Dataset records
──────────

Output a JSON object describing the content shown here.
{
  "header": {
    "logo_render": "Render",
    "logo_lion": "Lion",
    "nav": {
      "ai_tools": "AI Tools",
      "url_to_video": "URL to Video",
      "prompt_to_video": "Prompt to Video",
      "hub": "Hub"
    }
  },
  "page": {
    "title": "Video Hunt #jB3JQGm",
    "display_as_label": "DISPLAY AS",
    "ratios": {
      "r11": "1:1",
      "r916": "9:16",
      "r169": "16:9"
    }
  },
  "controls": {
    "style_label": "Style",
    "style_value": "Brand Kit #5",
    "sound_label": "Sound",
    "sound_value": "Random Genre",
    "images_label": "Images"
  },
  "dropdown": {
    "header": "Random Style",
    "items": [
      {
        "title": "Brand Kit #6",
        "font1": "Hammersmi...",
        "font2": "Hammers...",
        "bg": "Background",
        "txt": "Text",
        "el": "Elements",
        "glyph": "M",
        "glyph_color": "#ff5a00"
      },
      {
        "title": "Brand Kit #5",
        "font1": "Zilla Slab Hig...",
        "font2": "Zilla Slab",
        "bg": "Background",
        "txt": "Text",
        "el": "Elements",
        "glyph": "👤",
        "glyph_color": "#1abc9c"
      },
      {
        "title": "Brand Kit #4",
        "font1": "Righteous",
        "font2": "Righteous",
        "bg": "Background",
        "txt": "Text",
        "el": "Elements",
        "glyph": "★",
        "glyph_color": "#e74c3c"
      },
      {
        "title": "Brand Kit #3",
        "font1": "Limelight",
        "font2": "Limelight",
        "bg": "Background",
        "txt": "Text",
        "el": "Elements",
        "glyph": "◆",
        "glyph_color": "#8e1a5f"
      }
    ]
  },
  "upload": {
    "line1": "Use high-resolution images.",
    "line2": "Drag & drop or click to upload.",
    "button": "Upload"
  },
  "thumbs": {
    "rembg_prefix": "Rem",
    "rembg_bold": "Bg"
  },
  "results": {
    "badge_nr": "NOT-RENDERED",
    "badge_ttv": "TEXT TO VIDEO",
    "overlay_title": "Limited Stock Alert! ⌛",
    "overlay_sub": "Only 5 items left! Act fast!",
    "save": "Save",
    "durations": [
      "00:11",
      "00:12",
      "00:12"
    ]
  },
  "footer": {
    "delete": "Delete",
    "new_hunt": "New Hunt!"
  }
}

──────────

• Exercise:
Here, the records must be output exactly and in full.

• Task answer:
Output a JSON object describing the content shown here.
{
  "header": {
    "logo_render": "Render",
    "logo_lion": "Lion",
    "nav": {
      "ai_tools": "AI Tools",
      "url_to_video": "URL to Video",
      "prompt_to_video": "Prompt to Video",
      "hub": "Hub"
    }
  },
  "page": {
    "title": "Video Hunt #jB3JQGm",
    "display_as_label": "DISPLAY AS",
    "ratios": {
      "r11": "1:1",
      "r916": "9:16",
      "r169": "16:9"
    }
  },
  "controls": {
    "style_label": "Style",
    "style_value": "Brand Kit #5",
    "sound_label": "Sound",
    "sound_value": "Random Genre",
    "images_label": "Images"
  },
  "dropdown": {
    "header": "Random Style",
    "items": [
      {
        "title": "Brand Kit #6",
        "font1": "Hammersmi...",
        "font2": "Hammers...",
        "bg": "Background",
        "txt": "Text",
        "el": "Elements",
        "glyph": "M",
        "glyph_color": "#ff5a00"
      },
      {
        "title": "Brand Kit #5",
        "font1": "Zilla Slab Hig...",
        "font2": "Zilla Slab",
        "bg": "Background",
        "txt": "Text",
        "el": "Elements",
        "glyph": "👤",
        "glyph_color": "#1abc9c"
      },
      {
        "title": "Brand Kit #4",
        "font1": "Righteous",
        "font2": "Righteous",
        "bg": "Background",
        "txt": "Text",
        "el": "Elements",
        "glyph": "★",
        "glyph_color": "#e74c3c"
      },
      {
        "title": "Brand Kit #3",
        "font1": "Limelight",
        "font2": "Limelight",
        "bg": "Background",
        "txt": "Text",
        "el": "Elements",
        "glyph": "◆",
        "glyph_color": "#8e1a5f"
      }
    ]
  },
  "upload": {
    "line1": "Use high-resolution images.",
    "line2": "Drag & drop or click to upload.",
    "button": "Upload"
  },
  "thumbs": {
    "rembg_prefix": "Rem",
    "rembg_bold": "Bg"
  },
  "results": {
    "badge_nr": "NOT-RENDERED",
    "badge_ttv": "TEXT TO VIDEO",
    "overlay_title": "Limited Stock Alert! ⌛",
    "overlay_sub": "Only 5 items left! Act fast!",
    "save": "Save",
    "durations": [
      "00:11",
      "00:12",
      "00:12"
    ]
  },
  "footer": {
    "delete": "Delete",
    "new_hunt": "New Hunt!"
  }
}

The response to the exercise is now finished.